Work to do>
Set the listing down unchanged, minus every embedded image.

Some records:
— BEGIN —

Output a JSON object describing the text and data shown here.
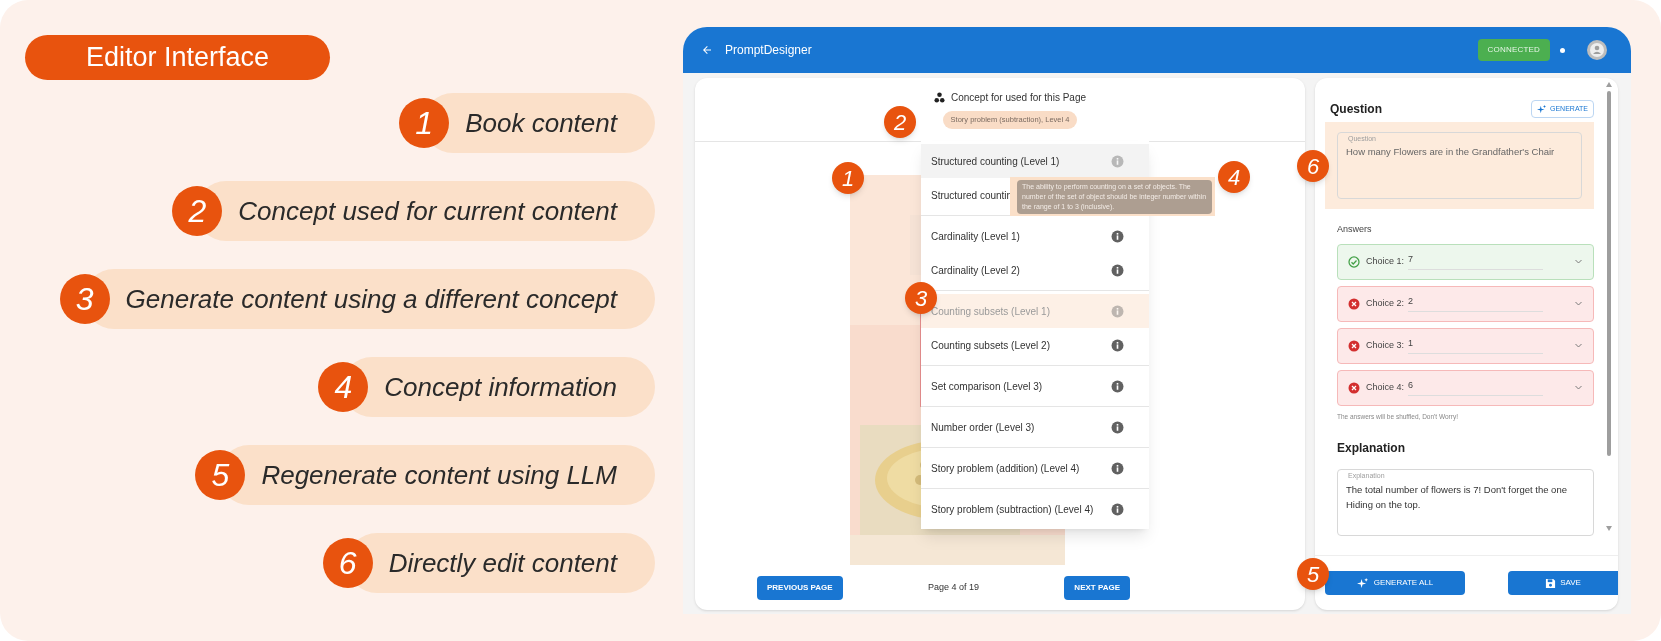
{
  "legend": {
    "title": "Editor Interface",
    "items": [
      {
        "number": "1",
        "label": "Book content"
      },
      {
        "number": "2",
        "label": "Concept used for current content"
      },
      {
        "number": "3",
        "label": "Generate content using a different concept"
      },
      {
        "number": "4",
        "label": "Concept information"
      },
      {
        "number": "5",
        "label": "Regenerate content using LLM"
      },
      {
        "number": "6",
        "label": "Directly edit content"
      }
    ]
  },
  "app": {
    "title": "PromptDesigner",
    "status": "CONNECTED",
    "concept_panel": {
      "heading": "Concept for used for this Page",
      "current_concept": {
        "label": "Story problem (subtraction), Level 4",
        "highlighted": true
      },
      "menu": {
        "groups": [
          {
            "items": [
              {
                "label": "Structured counting (Level 1)",
                "hovered": true,
                "highlighted": false
              },
              {
                "label": "Structured countin",
                "hovered": false,
                "highlighted": false
              }
            ]
          },
          {
            "items": [
              {
                "label": "Cardinality (Level 1)",
                "hovered": false,
                "highlighted": false
              },
              {
                "label": "Cardinality (Level 2)",
                "hovered": false,
                "highlighted": false
              }
            ]
          },
          {
            "items": [
              {
                "label": "Counting subsets (Level 1)",
                "hovered": false,
                "highlighted": true
              },
              {
                "label": "Counting subsets (Level 2)",
                "hovered": false,
                "highlighted": false
              }
            ]
          },
          {
            "items": [
              {
                "label": "Set comparison (Level 3)",
                "hovered": false,
                "highlighted": false
              }
            ]
          },
          {
            "items": [
              {
                "label": "Number order (Level 3)",
                "hovered": false,
                "highlighted": false
              }
            ]
          },
          {
            "items": [
              {
                "label": "Story problem (addition) (Level 4)",
                "hovered": false,
                "highlighted": false
              }
            ]
          },
          {
            "items": [
              {
                "label": "Story problem (subtraction) (Level 4)",
                "hovered": false,
                "highlighted": false
              }
            ]
          }
        ]
      },
      "tooltip": {
        "text": "The ability to perform counting on a set of objects. The number of the set of object should be integer number within the range of 1 to 3 (inclusive).",
        "highlighted": true
      },
      "previous_button": "PREVIOUS PAGE",
      "page_label": "Page 4 of 19",
      "next_button": "NEXT PAGE"
    },
    "question_panel": {
      "heading": "Question",
      "generate_button": "GENERATE",
      "question_field": {
        "label": "Question",
        "value": "How many Flowers are in the Grandfather's Chair",
        "highlighted": true
      },
      "answers_label": "Answers",
      "choices": [
        {
          "label": "Choice 1:",
          "value": "7",
          "correct": true
        },
        {
          "label": "Choice 2:",
          "value": "2",
          "correct": false
        },
        {
          "label": "Choice 3:",
          "value": "1",
          "correct": false
        },
        {
          "label": "Choice 4:",
          "value": "6",
          "correct": false
        }
      ],
      "note": "The answers will be shuffled, Don't Worry!",
      "explanation_heading": "Explanation",
      "explanation_field": {
        "label": "Explanation",
        "value": "The total number of flowers is 7! Don't forget the one Hiding on the top."
      },
      "generate_all_button": "GENERATE ALL",
      "save_button": "SAVE"
    }
  },
  "annotations": [
    {
      "number": "1"
    },
    {
      "number": "2"
    },
    {
      "number": "3"
    },
    {
      "number": "4"
    },
    {
      "number": "5"
    },
    {
      "number": "6"
    }
  ]
}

— END —

Result of the task>
Output a JSON object describing the text and data shown here.
{
  "legend": {
    "title": "Editor Interface",
    "items": [
      {
        "number": "1",
        "label": "Book content"
      },
      {
        "number": "2",
        "label": "Concept used for current content"
      },
      {
        "number": "3",
        "label": "Generate content using a different concept"
      },
      {
        "number": "4",
        "label": "Concept information"
      },
      {
        "number": "5",
        "label": "Regenerate content using LLM"
      },
      {
        "number": "6",
        "label": "Directly edit content"
      }
    ]
  },
  "app": {
    "title": "PromptDesigner",
    "status": "CONNECTED",
    "concept_panel": {
      "heading": "Concept for used for this Page",
      "current_concept": {
        "label": "Story problem (subtraction), Level 4",
        "highlighted": true
      },
      "menu": {
        "groups": [
          {
            "items": [
              {
                "label": "Structured counting (Level 1)",
                "hovered": true,
                "highlighted": false
              },
              {
                "label": "Structured countin",
                "hovered": false,
                "highlighted": false
              }
            ]
          },
          {
            "items": [
              {
                "label": "Cardinality (Level 1)",
                "hovered": false,
                "highlighted": false
              },
              {
                "label": "Cardinality (Level 2)",
                "hovered": false,
                "highlighted": false
              }
            ]
          },
          {
            "items": [
              {
                "label": "Counting subsets (Level 1)",
                "hovered": false,
                "highlighted": true
              },
              {
                "label": "Counting subsets (Level 2)",
                "hovered": false,
                "highlighted": false
              }
            ]
          },
          {
            "items": [
              {
                "label": "Set comparison (Level 3)",
                "hovered": false,
                "highlighted": false
              }
            ]
          },
          {
            "items": [
              {
                "label": "Number order (Level 3)",
                "hovered": false,
                "highlighted": false
              }
            ]
          },
          {
            "items": [
              {
                "label": "Story problem (addition) (Level 4)",
                "hovered": false,
                "highlighted": false
              }
            ]
          },
          {
            "items": [
              {
                "label": "Story problem (subtraction) (Level 4)",
                "hovered": false,
                "highlighted": false
              }
            ]
          }
        ]
      },
      "tooltip": {
        "text": "The ability to perform counting on a set of objects. The number of the set of object should be integer number within the range of 1 to 3 (inclusive).",
        "highlighted": true
      },
      "previous_button": "PREVIOUS PAGE",
      "page_label": "Page 4 of 19",
      "next_button": "NEXT PAGE"
    },
    "question_panel": {
      "heading": "Question",
      "generate_button": "GENERATE",
      "question_field": {
        "label": "Question",
        "value": "How many Flowers are in the Grandfather's Chair",
        "highlighted": true
      },
      "answers_label": "Answers",
      "choices": [
        {
          "label": "Choice 1:",
          "value": "7",
          "correct": true
        },
        {
          "label": "Choice 2:",
          "value": "2",
          "correct": false
        },
        {
          "label": "Choice 3:",
          "value": "1",
          "correct": false
        },
        {
          "label": "Choice 4:",
          "value": "6",
          "correct": false
        }
      ],
      "note": "The answers will be shuffled, Don't Worry!",
      "explanation_heading": "Explanation",
      "explanation_field": {
        "label": "Explanation",
        "value": "The total number of flowers is 7! Don't forget the one Hiding on the top."
      },
      "generate_all_button": "GENERATE ALL",
      "save_button": "SAVE"
    }
  },
  "annotations": [
    {
      "number": "1"
    },
    {
      "number": "2"
    },
    {
      "number": "3"
    },
    {
      "number": "4"
    },
    {
      "number": "5"
    },
    {
      "number": "6"
    }
  ]
}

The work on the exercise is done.